TASK PROMPT:
Each record below must be returned exactly as shown.

---------------

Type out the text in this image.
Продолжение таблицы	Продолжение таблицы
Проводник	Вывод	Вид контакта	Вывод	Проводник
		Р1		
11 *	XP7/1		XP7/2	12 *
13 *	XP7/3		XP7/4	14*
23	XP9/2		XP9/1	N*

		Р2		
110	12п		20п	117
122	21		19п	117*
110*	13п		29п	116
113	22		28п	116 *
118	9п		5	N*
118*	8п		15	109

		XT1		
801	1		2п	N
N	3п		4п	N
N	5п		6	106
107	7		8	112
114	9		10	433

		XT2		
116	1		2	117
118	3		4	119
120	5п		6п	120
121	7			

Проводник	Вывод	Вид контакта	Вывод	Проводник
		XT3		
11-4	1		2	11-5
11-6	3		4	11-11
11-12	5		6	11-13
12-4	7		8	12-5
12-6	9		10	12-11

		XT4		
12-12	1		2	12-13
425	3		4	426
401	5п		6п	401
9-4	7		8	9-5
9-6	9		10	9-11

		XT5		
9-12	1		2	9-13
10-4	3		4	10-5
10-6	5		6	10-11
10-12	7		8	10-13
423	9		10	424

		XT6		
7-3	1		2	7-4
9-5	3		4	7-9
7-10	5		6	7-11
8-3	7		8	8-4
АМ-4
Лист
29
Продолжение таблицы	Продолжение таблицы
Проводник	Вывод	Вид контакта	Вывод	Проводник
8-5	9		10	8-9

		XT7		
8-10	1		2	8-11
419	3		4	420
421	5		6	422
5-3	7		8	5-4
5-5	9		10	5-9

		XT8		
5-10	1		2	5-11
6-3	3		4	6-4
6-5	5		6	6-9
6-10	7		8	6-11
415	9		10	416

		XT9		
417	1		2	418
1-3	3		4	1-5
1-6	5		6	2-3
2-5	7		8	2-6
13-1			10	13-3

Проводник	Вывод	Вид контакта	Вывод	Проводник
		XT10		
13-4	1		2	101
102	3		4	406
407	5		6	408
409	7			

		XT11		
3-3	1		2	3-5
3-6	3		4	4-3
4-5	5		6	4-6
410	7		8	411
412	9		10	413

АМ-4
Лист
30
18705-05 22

---------------

CORRECT RESPONSE:
Type out the text in this image.
Продолжение таблицы	Продолжение таблицы
Проводник	Вывод	Вид контакта	Вывод	Проводник
		Р1		
11 *	XP7/1		XP7/2	12 *
13 *	XP7/3		XP7/4	14*
23	XP9/2		XP9/1	N*

		Р2		
110	12п		20п	117
122	21		19п	117*
110*	13п		29п	116
113	22		28п	116 *
118	9п		5	N*
118*	8п		15	109

		XT1		
801	1		2п	N
N	3п		4п	N
N	5п		6	106
107	7		8	112
114	9		10	433

		XT2		
116	1		2	117
118	3		4	119
120	5п		6п	120
121	7			

Проводник	Вывод	Вид контакта	Вывод	Проводник
		XT3		
11-4	1		2	11-5
11-6	3		4	11-11
11-12	5		6	11-13
12-4	7		8	12-5
12-6	9		10	12-11

		XT4		
12-12	1		2	12-13
425	3		4	426
401	5п		6п	401
9-4	7		8	9-5
9-6	9		10	9-11

		XT5		
9-12	1		2	9-13
10-4	3		4	10-5
10-6	5		6	10-11
10-12	7		8	10-13
423	9		10	424

		XT6		
7-3	1		2	7-4
9-5	3		4	7-9
7-10	5		6	7-11
8-3	7		8	8-4
АМ-4
Лист
29
Продолжение таблицы	Продолжение таблицы
Проводник	Вывод	Вид контакта	Вывод	Проводник
8-5	9		10	8-9

		XT7		
8-10	1		2	8-11
419	3		4	420
421	5		6	422
5-3	7		8	5-4
5-5	9		10	5-9

		XT8		
5-10	1		2	5-11
6-3	3		4	6-4
6-5	5		6	6-9
6-10	7		8	6-11
415	9		10	416

		XT9		
417	1		2	418
1-3	3		4	1-5
1-6	5		6	2-3
2-5	7		8	2-6
13-1			10	13-3

Проводник	Вывод	Вид контакта	Вывод	Проводник
		XT10		
13-4	1		2	101
102	3		4	406
407	5		6	408
409	7			

		XT11		
3-3	1		2	3-5
3-6	3		4	4-3
4-5	5		6	4-6
410	7		8	411
412	9		10	413

АМ-4
Лист
30
18705-05 22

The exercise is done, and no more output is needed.